• [Exercise prompt]
Take from the listing each line that has the string "huge".

• [Record set]
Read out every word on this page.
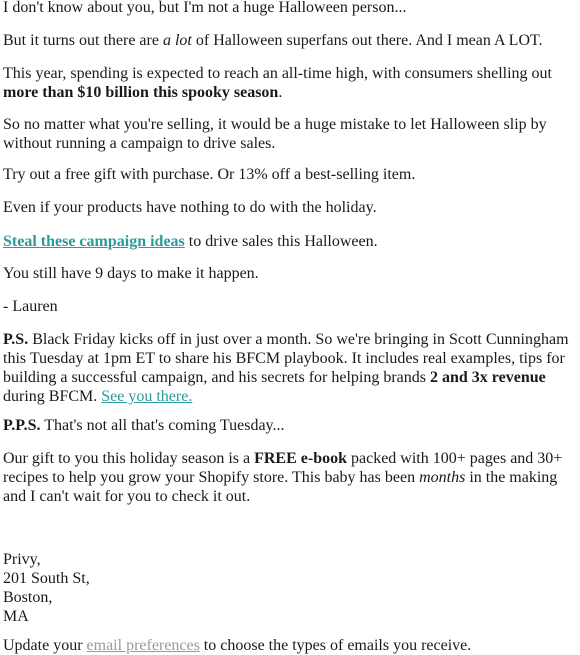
I don't know about you, but I'm not a huge Halloween person...

But it turns out there are a lot of Halloween superfans out there. And I mean A LOT.

This year, spending is expected to reach an all-time high, with consumers shelling out more than $10 billion this spooky season.

So no matter what you're selling, it would be a huge mistake to let Halloween slip by without running a campaign to drive sales.

Try out a free gift with purchase. Or 13% off a best-selling item.

Even if your products have nothing to do with the holiday.

Steal these campaign ideas to drive sales this Halloween.

You still have 9 days to make it happen.

- Lauren

P.S. Black Friday kicks off in just over a month. So we're bringing in Scott Cunningham this Tuesday at 1pm ET to share his BFCM playbook. It includes real examples, tips for building a successful campaign, and his secrets for helping brands 2 and 3x revenue during BFCM. See you there.

P.P.S. That's not all that's coming Tuesday...

Our gift to you this holiday season is a FREE e-book packed with 100+ pages and 30+ recipes to help you grow your Shopify store. This baby has been months in the making and I can't wait for you to check it out.

Privy,
201 South St,
Boston,
MA

Update your email preferences to choose the types of emails you receive.
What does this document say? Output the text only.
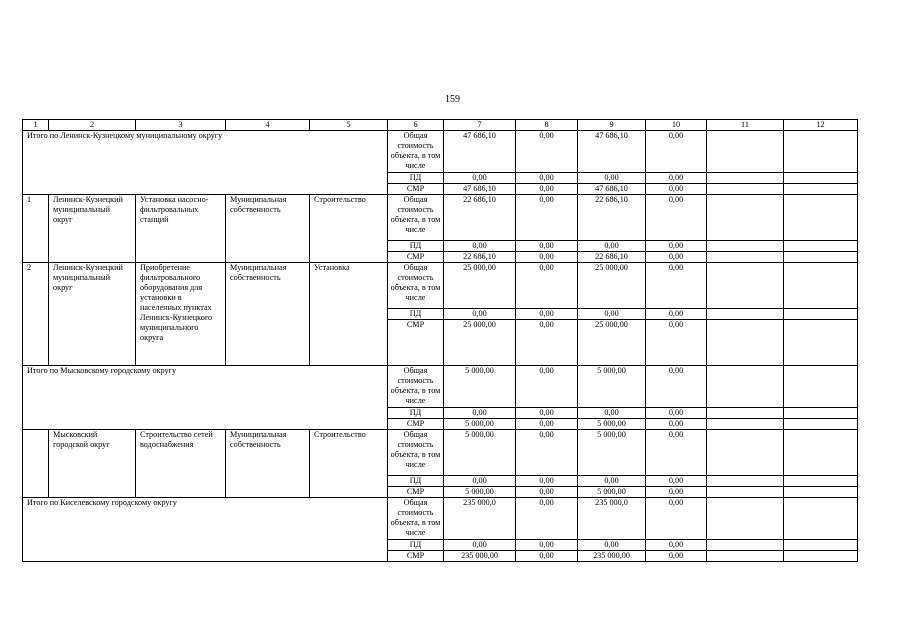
159
1	2	3	4	5	6	7	8	9	10	11	12
Итого по Ленинск-Кузнецкому муниципальному округу					Общая стоимость объекта, в том числе	47 686,10	0,00	47 686,10	0,00		
					ПД	0,00	0,00	0,00	0,00		
					СМР	47 686,10	0,00	47 686,10	0,00		
1	Ленинск-Кузнецкий муниципальный округ	Установка насосно-фильтровальных станций	Муниципальная собственность	Строительство	Общая стоимость объекта, в том числе	22 686,10	0,00	22 686,10	0,00		
					ПД	0,00	0,00	0,00	0,00		
					СМР	22 686,10	0,00	22 686,10	0,00		
2	Ленинск-Кузнецкий муниципальный округ	Приобретение фильтровального оборудования для установки в населенных пунктах Ленинск-Кузнецкого муниципального округа	Муниципальная собственность	Установка	Общая стоимость объекта, в том числе	25 000,00	0,00	25 000,00	0,00		
					ПД	0,00	0,00	0,00	0,00		
					СМР	25 000,00	0,00	25 000,00	0,00		
Итого по Мысковскому городскому округу					Общая стоимость объекта, в том числе	5 000,00	0,00	5 000,00	0,00		
					ПД	0,00	0,00	0,00	0,00		
					СМР	5 000,00	0,00	5 000,00	0,00		
	Мысковский городской округ	Строительство сетей водоснабжения	Муниципальная собственность	Строительство	Общая стоимость объекта, в том числе	5 000,00	0,00	5 000,00	0,00		
					ПД	0,00	0,00	0,00	0,00		
					СМР	5 000,00	0,00	5 000,00	0,00		
Итого по Киселевскому городскому округу					Общая стоимость объекта, в том числе	235 000,0	0,00	235 000,0	0,00		
					ПД	0,00	0,00	0,00	0,00		
					СМР	235 000,00	0,00	235 000,00	0,00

• [Solved exercise]
I don't know about you, but I'm not a huge Halloween person...
So no matter what you're selling, it would be a huge mistake to let Halloween slip by without running a campaign to drive sales.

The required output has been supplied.